* WHAT IS BEING ASKED *
Without including any images, repeat the data exactly.

___ SUPPLIED DATA ___

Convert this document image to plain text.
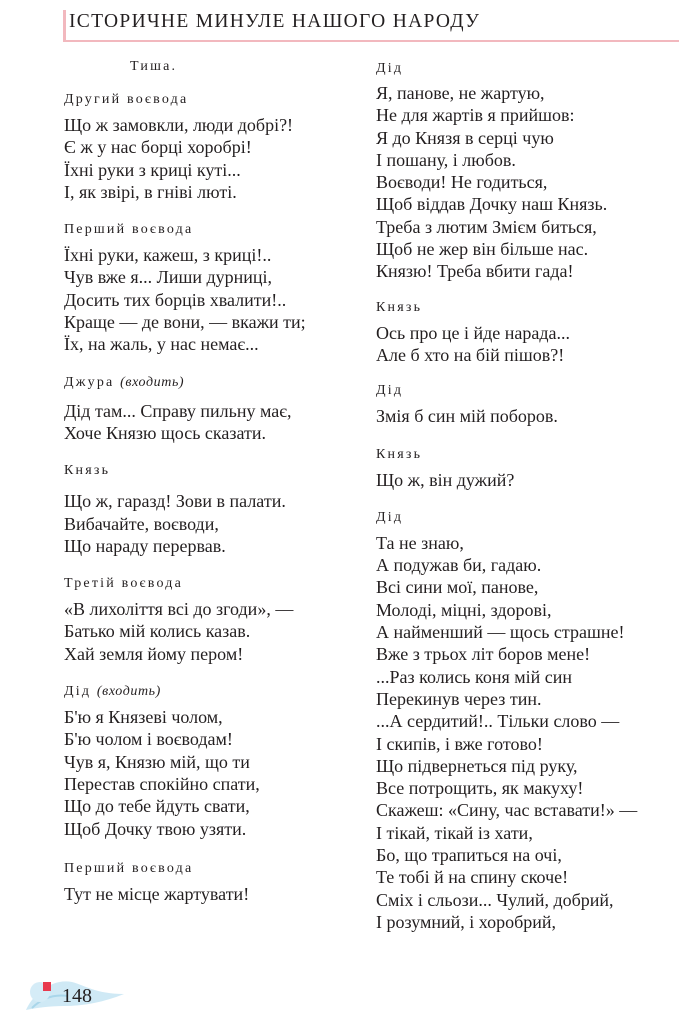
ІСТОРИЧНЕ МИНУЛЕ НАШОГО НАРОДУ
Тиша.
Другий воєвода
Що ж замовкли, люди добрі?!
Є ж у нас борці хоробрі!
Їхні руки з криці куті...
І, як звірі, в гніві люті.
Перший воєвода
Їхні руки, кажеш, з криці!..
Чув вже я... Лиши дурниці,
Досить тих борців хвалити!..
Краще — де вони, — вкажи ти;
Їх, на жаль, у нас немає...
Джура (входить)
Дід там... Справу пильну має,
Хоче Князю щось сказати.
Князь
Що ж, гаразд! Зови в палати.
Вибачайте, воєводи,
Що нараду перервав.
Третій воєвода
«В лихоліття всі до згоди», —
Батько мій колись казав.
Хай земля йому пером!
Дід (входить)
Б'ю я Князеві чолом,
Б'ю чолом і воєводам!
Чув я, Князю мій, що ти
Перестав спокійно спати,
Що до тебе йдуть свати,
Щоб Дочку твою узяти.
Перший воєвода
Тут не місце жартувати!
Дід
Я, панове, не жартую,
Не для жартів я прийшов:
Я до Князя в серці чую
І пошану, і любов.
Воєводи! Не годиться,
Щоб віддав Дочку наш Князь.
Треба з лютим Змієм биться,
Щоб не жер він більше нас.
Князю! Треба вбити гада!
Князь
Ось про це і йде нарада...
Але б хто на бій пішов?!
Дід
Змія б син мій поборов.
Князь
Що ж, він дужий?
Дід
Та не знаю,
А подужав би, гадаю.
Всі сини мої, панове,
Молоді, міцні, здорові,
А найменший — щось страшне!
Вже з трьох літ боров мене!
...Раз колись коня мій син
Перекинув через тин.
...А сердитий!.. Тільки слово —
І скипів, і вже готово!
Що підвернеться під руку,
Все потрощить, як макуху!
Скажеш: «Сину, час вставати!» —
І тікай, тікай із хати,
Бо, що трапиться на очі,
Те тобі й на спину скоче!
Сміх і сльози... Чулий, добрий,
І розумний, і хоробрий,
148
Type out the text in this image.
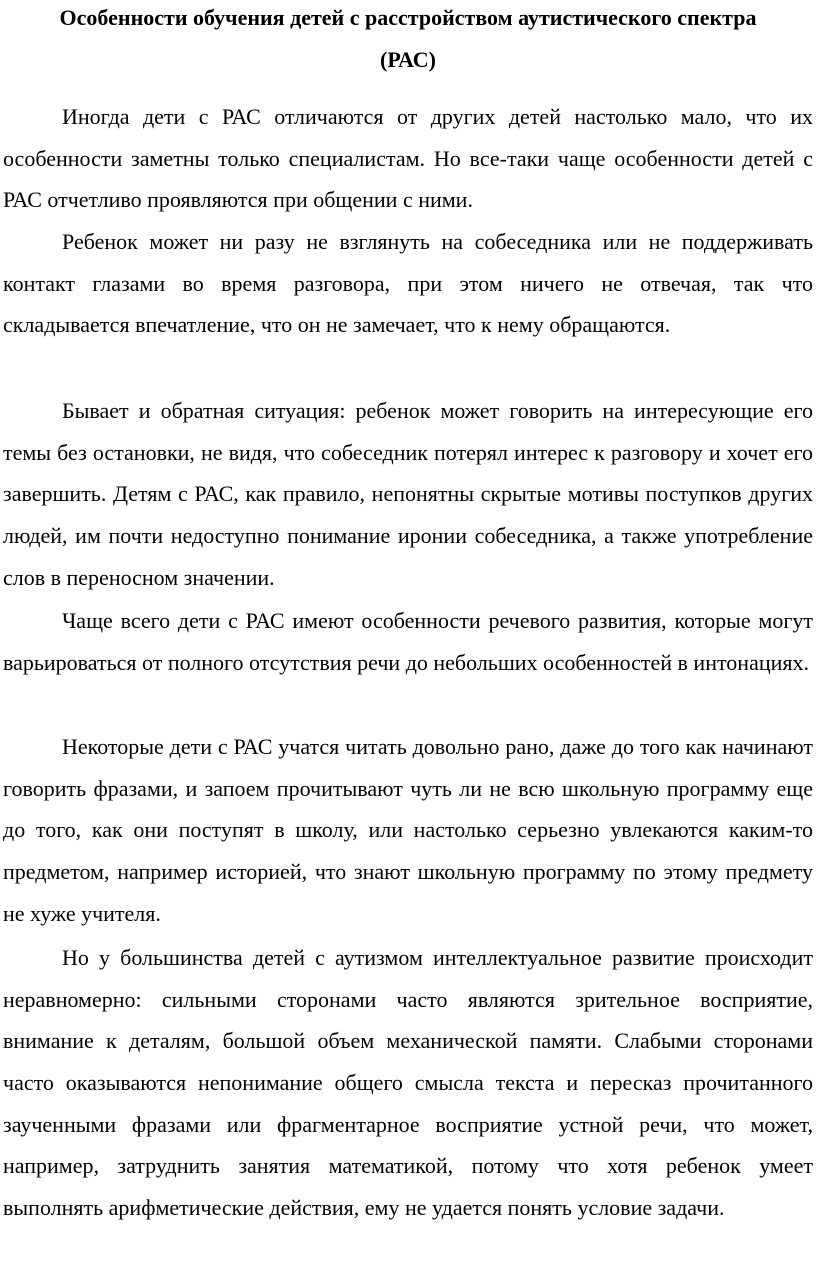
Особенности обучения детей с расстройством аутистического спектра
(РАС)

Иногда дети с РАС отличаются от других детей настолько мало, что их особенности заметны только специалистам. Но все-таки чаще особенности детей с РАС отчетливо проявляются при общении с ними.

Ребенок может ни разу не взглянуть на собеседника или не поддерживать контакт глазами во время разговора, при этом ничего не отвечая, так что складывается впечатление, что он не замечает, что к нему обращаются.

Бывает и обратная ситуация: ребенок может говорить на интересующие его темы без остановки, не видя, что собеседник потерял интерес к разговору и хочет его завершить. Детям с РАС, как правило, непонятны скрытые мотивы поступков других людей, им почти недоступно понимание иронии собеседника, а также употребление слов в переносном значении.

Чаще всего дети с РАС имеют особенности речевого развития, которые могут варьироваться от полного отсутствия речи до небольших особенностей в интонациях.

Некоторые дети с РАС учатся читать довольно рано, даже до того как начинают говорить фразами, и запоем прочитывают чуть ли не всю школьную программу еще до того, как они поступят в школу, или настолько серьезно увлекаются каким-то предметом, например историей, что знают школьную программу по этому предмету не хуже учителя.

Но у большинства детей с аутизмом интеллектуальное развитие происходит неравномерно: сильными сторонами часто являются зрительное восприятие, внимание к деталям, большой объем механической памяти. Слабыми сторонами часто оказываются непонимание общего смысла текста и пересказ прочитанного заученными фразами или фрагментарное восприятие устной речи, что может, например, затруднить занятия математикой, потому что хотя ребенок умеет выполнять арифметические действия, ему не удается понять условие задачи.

___

* RESULT OF THE EXERCISE *
Convert this document image to plain text.
ІСТОРИЧНЕ МИНУЛЕ НАШОГО НАРОДУ
Тиша.
Другий воєвода
Що ж замовкли, люди добрі?!
Є ж у нас борці хоробрі!
Їхні руки з криці куті...
І, як звірі, в гніві люті.
Перший воєвода
Їхні руки, кажеш, з криці!..
Чув вже я... Лиши дурниці,
Досить тих борців хвалити!..
Краще — де вони, — вкажи ти;
Їх, на жаль, у нас немає...
Джура (входить)
Дід там... Справу пильну має,
Хоче Князю щось сказати.
Князь
Що ж, гаразд! Зови в палати.
Вибачайте, воєводи,
Що нараду перервав.
Третій воєвода
«В лихоліття всі до згоди», —
Батько мій колись казав.
Хай земля йому пером!
Дід (входить)
Б'ю я Князеві чолом,
Б'ю чолом і воєводам!
Чув я, Князю мій, що ти
Перестав спокійно спати,
Що до тебе йдуть свати,
Щоб Дочку твою узяти.
Перший воєвода
Тут не місце жартувати!
Дід
Я, панове, не жартую,
Не для жартів я прийшов:
Я до Князя в серці чую
І пошану, і любов.
Воєводи! Не годиться,
Щоб віддав Дочку наш Князь.
Треба з лютим Змієм биться,
Щоб не жер він більше нас.
Князю! Треба вбити гада!
Князь
Ось про це і йде нарада...
Але б хто на бій пішов?!
Дід
Змія б син мій поборов.
Князь
Що ж, він дужий?
Дід
Та не знаю,
А подужав би, гадаю.
Всі сини мої, панове,
Молоді, міцні, здорові,
А найменший — щось страшне!
Вже з трьох літ боров мене!
...Раз колись коня мій син
Перекинув через тин.
...А сердитий!.. Тільки слово —
І скипів, і вже готово!
Що підвернеться під руку,
Все потрощить, як макуху!
Скажеш: «Сину, час вставати!» —
І тікай, тікай із хати,
Бо, що трапиться на очі,
Те тобі й на спину скоче!
Сміх і сльози... Чулий, добрий,
І розумний, і хоробрий,
148
Type out the text in this image.
Особенности обучения детей с расстройством аутистического спектра
(РАС)

Иногда дети с РАС отличаются от других детей настолько мало, что их особенности заметны только специалистам. Но все-таки чаще особенности детей с РАС отчетливо проявляются при общении с ними.

Ребенок может ни разу не взглянуть на собеседника или не поддерживать контакт глазами во время разговора, при этом ничего не отвечая, так что складывается впечатление, что он не замечает, что к нему обращаются.

Бывает и обратная ситуация: ребенок может говорить на интересующие его темы без остановки, не видя, что собеседник потерял интерес к разговору и хочет его завершить. Детям с РАС, как правило, непонятны скрытые мотивы поступков других людей, им почти недоступно понимание иронии собеседника, а также употребление слов в переносном значении.

Чаще всего дети с РАС имеют особенности речевого развития, которые могут варьироваться от полного отсутствия речи до небольших особенностей в интонациях.

Некоторые дети с РАС учатся читать довольно рано, даже до того как начинают говорить фразами, и запоем прочитывают чуть ли не всю школьную программу еще до того, как они поступят в школу, или настолько серьезно увлекаются каким-то предметом, например историей, что знают школьную программу по этому предмету не хуже учителя.

Но у большинства детей с аутизмом интеллектуальное развитие происходит неравномерно: сильными сторонами часто являются зрительное восприятие, внимание к деталям, большой объем механической памяти. Слабыми сторонами часто оказываются непонимание общего смысла текста и пересказ прочитанного заученными фразами или фрагментарное восприятие устной речи, что может, например, затруднить занятия математикой, потому что хотя ребенок умеет выполнять арифметические действия, ему не удается понять условие задачи.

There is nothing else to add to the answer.